Excerpted data:
+++++

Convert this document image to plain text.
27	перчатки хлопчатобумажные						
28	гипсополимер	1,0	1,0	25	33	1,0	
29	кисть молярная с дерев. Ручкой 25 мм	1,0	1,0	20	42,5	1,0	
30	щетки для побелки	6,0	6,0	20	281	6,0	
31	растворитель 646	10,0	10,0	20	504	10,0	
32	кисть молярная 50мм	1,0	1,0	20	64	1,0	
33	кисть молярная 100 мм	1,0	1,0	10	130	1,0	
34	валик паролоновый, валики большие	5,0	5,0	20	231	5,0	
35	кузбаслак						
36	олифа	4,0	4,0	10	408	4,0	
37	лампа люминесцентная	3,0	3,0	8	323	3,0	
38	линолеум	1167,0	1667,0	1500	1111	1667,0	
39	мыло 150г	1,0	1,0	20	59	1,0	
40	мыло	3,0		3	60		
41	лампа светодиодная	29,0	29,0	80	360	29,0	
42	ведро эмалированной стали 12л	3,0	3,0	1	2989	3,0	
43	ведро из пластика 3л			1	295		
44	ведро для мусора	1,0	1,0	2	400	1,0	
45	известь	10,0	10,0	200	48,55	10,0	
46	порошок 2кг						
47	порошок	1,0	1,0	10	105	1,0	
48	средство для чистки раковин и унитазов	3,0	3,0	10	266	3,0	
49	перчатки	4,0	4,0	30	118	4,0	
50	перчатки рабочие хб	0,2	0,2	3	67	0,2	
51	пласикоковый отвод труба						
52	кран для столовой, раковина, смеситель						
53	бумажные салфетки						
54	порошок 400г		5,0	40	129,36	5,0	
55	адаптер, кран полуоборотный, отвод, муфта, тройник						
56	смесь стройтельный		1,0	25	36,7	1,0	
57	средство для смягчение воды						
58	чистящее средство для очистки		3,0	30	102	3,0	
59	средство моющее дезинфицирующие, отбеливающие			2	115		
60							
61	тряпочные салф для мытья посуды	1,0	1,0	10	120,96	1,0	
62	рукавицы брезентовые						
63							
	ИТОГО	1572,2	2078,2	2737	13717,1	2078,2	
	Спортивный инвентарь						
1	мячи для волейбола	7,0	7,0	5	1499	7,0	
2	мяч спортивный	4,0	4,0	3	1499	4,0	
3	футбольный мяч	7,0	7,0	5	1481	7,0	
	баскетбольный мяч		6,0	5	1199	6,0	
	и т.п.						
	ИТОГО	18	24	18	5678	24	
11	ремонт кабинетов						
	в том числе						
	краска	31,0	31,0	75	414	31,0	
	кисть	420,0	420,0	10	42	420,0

+++++

Job: Each line above must be printed exactly as it appears.

Exercise solution:
Convert this document image to plain text.
27	перчатки хлопчатобумажные						
28	гипсополимер	1,0	1,0	25	33	1,0	
29	кисть молярная с дерев. Ручкой 25 мм	1,0	1,0	20	42,5	1,0	
30	щетки для побелки	6,0	6,0	20	281	6,0	
31	растворитель 646	10,0	10,0	20	504	10,0	
32	кисть молярная 50мм	1,0	1,0	20	64	1,0	
33	кисть молярная 100 мм	1,0	1,0	10	130	1,0	
34	валик паролоновый, валики большие	5,0	5,0	20	231	5,0	
35	кузбаслак						
36	олифа	4,0	4,0	10	408	4,0	
37	лампа люминесцентная	3,0	3,0	8	323	3,0	
38	линолеум	1167,0	1667,0	1500	1111	1667,0	
39	мыло 150г	1,0	1,0	20	59	1,0	
40	мыло	3,0		3	60		
41	лампа светодиодная	29,0	29,0	80	360	29,0	
42	ведро эмалированной стали 12л	3,0	3,0	1	2989	3,0	
43	ведро из пластика 3л			1	295		
44	ведро для мусора	1,0	1,0	2	400	1,0	
45	известь	10,0	10,0	200	48,55	10,0	
46	порошок 2кг						
47	порошок	1,0	1,0	10	105	1,0	
48	средство для чистки раковин и унитазов	3,0	3,0	10	266	3,0	
49	перчатки	4,0	4,0	30	118	4,0	
50	перчатки рабочие хб	0,2	0,2	3	67	0,2	
51	пласикоковый отвод труба						
52	кран для столовой, раковина, смеситель						
53	бумажные салфетки						
54	порошок 400г		5,0	40	129,36	5,0	
55	адаптер, кран полуоборотный, отвод, муфта, тройник						
56	смесь стройтельный		1,0	25	36,7	1,0	
57	средство для смягчение воды						
58	чистящее средство для очистки		3,0	30	102	3,0	
59	средство моющее дезинфицирующие, отбеливающие			2	115		
60							
61	тряпочные салф для мытья посуды	1,0	1,0	10	120,96	1,0	
62	рукавицы брезентовые						
63							
	ИТОГО	1572,2	2078,2	2737	13717,1	2078,2	
	Спортивный инвентарь						
1	мячи для волейбола	7,0	7,0	5	1499	7,0	
2	мяч спортивный	4,0	4,0	3	1499	4,0	
3	футбольный мяч	7,0	7,0	5	1481	7,0	
	баскетбольный мяч		6,0	5	1199	6,0	
	и т.п.						
	ИТОГО	18	24	18	5678	24	
11	ремонт кабинетов						
	в том числе						
	краска	31,0	31,0	75	414	31,0	
	кисть	420,0	420,0	10	42	420,0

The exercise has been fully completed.